Stored entries
— Begin —

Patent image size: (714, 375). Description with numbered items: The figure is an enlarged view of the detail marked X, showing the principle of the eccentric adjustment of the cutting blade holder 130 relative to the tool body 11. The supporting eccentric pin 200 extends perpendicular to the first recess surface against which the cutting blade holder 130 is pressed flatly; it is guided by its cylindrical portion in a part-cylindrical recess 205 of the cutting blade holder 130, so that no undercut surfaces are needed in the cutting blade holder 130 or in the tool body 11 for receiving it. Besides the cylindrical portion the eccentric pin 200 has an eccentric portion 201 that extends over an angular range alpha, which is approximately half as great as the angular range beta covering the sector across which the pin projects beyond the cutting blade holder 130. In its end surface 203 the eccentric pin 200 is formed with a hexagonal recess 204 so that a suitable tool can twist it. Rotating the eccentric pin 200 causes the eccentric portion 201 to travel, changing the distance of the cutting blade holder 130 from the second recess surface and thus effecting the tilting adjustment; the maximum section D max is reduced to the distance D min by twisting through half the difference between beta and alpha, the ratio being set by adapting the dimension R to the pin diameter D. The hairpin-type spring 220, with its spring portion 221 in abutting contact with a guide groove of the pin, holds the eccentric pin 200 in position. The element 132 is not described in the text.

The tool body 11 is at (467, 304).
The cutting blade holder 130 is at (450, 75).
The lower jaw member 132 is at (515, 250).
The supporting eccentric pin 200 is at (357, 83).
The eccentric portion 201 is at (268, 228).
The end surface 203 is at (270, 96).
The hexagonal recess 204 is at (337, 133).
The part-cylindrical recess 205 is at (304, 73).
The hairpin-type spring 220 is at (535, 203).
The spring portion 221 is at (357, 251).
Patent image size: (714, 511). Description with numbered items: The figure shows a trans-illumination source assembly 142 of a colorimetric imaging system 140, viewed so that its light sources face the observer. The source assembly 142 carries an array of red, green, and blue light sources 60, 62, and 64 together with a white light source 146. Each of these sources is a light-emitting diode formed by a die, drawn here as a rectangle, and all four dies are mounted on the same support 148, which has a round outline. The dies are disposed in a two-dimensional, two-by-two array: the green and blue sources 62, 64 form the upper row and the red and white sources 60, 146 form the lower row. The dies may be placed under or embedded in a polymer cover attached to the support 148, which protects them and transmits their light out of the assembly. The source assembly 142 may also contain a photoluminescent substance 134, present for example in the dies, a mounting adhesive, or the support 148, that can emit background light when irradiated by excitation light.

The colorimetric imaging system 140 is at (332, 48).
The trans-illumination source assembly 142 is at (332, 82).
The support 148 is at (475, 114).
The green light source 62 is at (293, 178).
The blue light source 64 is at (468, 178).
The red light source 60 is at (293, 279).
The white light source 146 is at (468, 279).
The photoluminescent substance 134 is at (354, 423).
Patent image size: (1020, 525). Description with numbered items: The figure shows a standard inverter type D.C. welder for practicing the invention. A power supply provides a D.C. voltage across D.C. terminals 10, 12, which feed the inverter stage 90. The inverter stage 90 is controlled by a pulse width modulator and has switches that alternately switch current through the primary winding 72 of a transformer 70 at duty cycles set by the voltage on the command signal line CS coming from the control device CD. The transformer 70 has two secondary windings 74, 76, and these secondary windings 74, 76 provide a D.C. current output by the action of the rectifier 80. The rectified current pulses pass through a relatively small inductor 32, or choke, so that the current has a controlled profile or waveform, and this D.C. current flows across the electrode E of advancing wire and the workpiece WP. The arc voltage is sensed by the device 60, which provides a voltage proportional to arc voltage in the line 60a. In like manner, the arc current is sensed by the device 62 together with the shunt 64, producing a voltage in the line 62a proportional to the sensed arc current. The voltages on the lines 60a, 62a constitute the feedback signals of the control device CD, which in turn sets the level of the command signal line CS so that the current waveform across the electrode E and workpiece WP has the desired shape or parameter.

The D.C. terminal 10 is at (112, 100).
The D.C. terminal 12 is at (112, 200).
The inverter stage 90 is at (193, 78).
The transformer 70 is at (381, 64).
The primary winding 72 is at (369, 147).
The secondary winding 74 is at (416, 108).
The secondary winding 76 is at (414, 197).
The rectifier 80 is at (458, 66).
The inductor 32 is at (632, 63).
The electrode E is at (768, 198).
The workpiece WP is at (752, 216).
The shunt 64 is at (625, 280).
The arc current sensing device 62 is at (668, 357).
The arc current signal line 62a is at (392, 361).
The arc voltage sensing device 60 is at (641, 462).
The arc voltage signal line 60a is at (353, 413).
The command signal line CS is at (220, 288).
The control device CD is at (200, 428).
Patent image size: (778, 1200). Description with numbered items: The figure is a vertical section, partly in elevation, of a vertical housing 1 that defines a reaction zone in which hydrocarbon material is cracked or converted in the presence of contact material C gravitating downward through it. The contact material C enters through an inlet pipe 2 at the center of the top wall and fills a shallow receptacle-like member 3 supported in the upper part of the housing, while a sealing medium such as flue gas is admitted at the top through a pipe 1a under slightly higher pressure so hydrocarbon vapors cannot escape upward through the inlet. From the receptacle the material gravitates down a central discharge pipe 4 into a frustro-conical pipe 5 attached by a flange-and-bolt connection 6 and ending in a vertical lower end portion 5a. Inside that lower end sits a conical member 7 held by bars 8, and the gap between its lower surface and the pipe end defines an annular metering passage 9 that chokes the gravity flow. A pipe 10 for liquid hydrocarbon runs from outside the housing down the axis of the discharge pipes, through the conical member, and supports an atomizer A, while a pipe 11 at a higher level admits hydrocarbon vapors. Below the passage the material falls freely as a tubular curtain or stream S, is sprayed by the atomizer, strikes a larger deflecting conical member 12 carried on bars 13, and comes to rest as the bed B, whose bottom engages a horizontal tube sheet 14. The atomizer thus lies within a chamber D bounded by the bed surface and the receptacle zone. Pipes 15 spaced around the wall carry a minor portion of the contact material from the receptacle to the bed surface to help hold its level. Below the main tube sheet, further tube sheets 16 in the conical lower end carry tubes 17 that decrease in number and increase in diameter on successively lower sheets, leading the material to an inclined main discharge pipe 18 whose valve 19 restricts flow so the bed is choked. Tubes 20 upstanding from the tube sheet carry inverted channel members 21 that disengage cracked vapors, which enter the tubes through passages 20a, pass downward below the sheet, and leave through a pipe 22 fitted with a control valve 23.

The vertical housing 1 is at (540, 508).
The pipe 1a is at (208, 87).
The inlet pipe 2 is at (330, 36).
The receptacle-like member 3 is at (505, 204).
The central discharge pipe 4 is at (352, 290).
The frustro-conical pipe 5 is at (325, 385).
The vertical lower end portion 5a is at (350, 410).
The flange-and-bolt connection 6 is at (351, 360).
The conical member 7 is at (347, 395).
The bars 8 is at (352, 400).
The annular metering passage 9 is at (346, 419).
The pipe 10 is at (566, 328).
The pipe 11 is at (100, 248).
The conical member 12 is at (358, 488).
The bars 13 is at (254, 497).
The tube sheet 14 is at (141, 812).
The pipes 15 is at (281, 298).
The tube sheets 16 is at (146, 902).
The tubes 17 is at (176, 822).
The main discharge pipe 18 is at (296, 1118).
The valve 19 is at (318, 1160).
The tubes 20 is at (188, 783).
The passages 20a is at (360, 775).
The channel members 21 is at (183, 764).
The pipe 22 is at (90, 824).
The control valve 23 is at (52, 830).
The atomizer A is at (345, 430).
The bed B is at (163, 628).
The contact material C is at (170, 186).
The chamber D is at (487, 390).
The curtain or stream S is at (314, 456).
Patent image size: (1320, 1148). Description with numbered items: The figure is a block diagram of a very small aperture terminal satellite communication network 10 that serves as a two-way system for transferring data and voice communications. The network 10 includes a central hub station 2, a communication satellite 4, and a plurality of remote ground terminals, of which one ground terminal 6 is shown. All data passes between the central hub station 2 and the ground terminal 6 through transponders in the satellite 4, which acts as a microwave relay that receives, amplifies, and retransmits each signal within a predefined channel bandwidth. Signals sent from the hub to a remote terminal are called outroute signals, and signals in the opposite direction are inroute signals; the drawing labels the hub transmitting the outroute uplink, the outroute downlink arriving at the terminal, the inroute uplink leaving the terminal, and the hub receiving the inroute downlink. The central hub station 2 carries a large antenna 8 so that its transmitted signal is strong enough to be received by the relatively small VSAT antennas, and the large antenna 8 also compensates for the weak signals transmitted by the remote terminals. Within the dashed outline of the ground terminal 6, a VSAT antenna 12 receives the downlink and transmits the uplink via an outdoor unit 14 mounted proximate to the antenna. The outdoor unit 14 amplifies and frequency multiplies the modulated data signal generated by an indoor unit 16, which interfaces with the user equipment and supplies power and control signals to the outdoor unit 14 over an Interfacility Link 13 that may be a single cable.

— End —

INSTRUCTION. Pick out every line in the items above that contains the word "body", and copy each one. Case counts.

RESULT.
Patent image size: (714, 375). Description with numbered items: The figure is an enlarged view of the detail marked X, showing the principle of the eccentric adjustment of the cutting blade holder 130 relative to the tool body 11. The supporting eccentric pin 200 extends perpendicular to the first recess surface against which the cutting blade holder 130 is pressed flatly; it is guided by its cylindrical portion in a part-cylindrical recess 205 of the cutting blade holder 130, so that no undercut surfaces are needed in the cutting blade holder 130 or in the tool body 11 for receiving it. Besides the cylindrical portion the eccentric pin 200 has an eccentric portion 201 that extends over an angular range alpha, which is approximately half as great as the angular range beta covering the sector across which the pin projects beyond the cutting blade holder 130. In its end surface 203 the eccentric pin 200 is formed with a hexagonal recess 204 so that a suitable tool can twist it. Rotating the eccentric pin 200 causes the eccentric portion 201 to travel, changing the distance of the cutting blade holder 130 from the second recess surface and thus effecting the tilting adjustment; the maximum section D max is reduced to the distance D min by twisting through half the difference between beta and alpha, the ratio being set by adapting the dimension R to the pin diameter D. The hairpin-type spring 220, with its spring portion 221 in abutting contact with a guide groove of the pin, holds the eccentric pin 200 in position. The element 132 is not described in the text.
The tool body 11 is at (467, 304).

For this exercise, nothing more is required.